§ **MATERIAL FOR THIS TASK**
------------------------------------------------

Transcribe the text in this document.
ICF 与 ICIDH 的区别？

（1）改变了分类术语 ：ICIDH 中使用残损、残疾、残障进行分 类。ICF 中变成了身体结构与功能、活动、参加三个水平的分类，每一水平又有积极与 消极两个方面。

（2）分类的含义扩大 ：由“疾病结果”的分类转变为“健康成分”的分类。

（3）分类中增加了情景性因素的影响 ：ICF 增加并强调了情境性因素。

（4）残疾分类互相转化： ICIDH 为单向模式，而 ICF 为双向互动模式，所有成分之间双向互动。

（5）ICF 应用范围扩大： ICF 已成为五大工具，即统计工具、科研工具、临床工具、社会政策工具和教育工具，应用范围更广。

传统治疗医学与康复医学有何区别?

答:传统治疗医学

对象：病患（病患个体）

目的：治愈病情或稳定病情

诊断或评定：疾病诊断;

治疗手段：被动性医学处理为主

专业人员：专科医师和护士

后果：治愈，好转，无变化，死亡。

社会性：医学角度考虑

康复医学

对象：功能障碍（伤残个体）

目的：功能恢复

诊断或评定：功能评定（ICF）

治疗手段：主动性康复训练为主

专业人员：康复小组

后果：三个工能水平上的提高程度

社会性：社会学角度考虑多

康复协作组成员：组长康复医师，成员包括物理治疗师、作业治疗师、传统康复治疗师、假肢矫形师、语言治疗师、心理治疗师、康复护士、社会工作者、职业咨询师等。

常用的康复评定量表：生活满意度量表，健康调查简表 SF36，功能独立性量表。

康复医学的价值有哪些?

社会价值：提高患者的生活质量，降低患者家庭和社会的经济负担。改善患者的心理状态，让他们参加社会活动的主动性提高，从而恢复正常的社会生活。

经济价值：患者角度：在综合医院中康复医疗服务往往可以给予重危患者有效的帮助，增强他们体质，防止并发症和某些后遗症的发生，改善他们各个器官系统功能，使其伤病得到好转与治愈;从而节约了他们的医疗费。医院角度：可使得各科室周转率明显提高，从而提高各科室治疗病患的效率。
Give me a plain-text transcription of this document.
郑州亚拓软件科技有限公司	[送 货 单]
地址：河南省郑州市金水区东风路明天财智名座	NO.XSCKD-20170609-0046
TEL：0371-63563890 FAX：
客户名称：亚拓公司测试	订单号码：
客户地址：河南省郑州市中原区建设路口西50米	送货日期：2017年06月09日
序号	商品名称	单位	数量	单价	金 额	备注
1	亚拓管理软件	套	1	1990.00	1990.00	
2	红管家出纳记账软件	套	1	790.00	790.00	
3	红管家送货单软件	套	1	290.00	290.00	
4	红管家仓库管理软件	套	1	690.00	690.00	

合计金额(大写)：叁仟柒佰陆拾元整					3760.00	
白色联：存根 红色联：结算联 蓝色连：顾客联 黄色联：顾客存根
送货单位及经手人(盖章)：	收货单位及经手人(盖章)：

------------------------------------------------

The listing above should be transcribed in full, exactly as written.

§ **WORKED SOLUTION**
Transcribe the text in this document.
ICF 与 ICIDH 的区别？

（1）改变了分类术语 ：ICIDH 中使用残损、残疾、残障进行分 类。ICF 中变成了身体结构与功能、活动、参加三个水平的分类，每一水平又有积极与 消极两个方面。

（2）分类的含义扩大 ：由“疾病结果”的分类转变为“健康成分”的分类。

（3）分类中增加了情景性因素的影响 ：ICF 增加并强调了情境性因素。

（4）残疾分类互相转化： ICIDH 为单向模式，而 ICF 为双向互动模式，所有成分之间双向互动。

（5）ICF 应用范围扩大： ICF 已成为五大工具，即统计工具、科研工具、临床工具、社会政策工具和教育工具，应用范围更广。

传统治疗医学与康复医学有何区别?

答:传统治疗医学

对象：病患（病患个体）

目的：治愈病情或稳定病情

诊断或评定：疾病诊断;

治疗手段：被动性医学处理为主

专业人员：专科医师和护士

后果：治愈，好转，无变化，死亡。

社会性：医学角度考虑

康复医学

对象：功能障碍（伤残个体）

目的：功能恢复

诊断或评定：功能评定（ICF）

治疗手段：主动性康复训练为主

专业人员：康复小组

后果：三个工能水平上的提高程度

社会性：社会学角度考虑多

康复协作组成员：组长康复医师，成员包括物理治疗师、作业治疗师、传统康复治疗师、假肢矫形师、语言治疗师、心理治疗师、康复护士、社会工作者、职业咨询师等。

常用的康复评定量表：生活满意度量表，健康调查简表 SF36，功能独立性量表。

康复医学的价值有哪些?

社会价值：提高患者的生活质量，降低患者家庭和社会的经济负担。改善患者的心理状态，让他们参加社会活动的主动性提高，从而恢复正常的社会生活。

经济价值：患者角度：在综合医院中康复医疗服务往往可以给予重危患者有效的帮助，增强他们体质，防止并发症和某些后遗症的发生，改善他们各个器官系统功能，使其伤病得到好转与治愈;从而节约了他们的医疗费。医院角度：可使得各科室周转率明显提高，从而提高各科室治疗病患的效率。
Give me a plain-text transcription of this document.
郑州亚拓软件科技有限公司	[送 货 单]
地址：河南省郑州市金水区东风路明天财智名座	NO.XSCKD-20170609-0046
TEL：0371-63563890 FAX：
客户名称：亚拓公司测试	订单号码：
客户地址：河南省郑州市中原区建设路口西50米	送货日期：2017年06月09日
序号	商品名称	单位	数量	单价	金 额	备注
1	亚拓管理软件	套	1	1990.00	1990.00	
2	红管家出纳记账软件	套	1	790.00	790.00	
3	红管家送货单软件	套	1	290.00	290.00	
4	红管家仓库管理软件	套	1	690.00	690.00	

合计金额(大写)：叁仟柒佰陆拾元整					3760.00	
白色联：存根 红色联：结算联 蓝色连：顾客联 黄色联：顾客存根
送货单位及经手人(盖章)：	收货单位及经手人(盖章)：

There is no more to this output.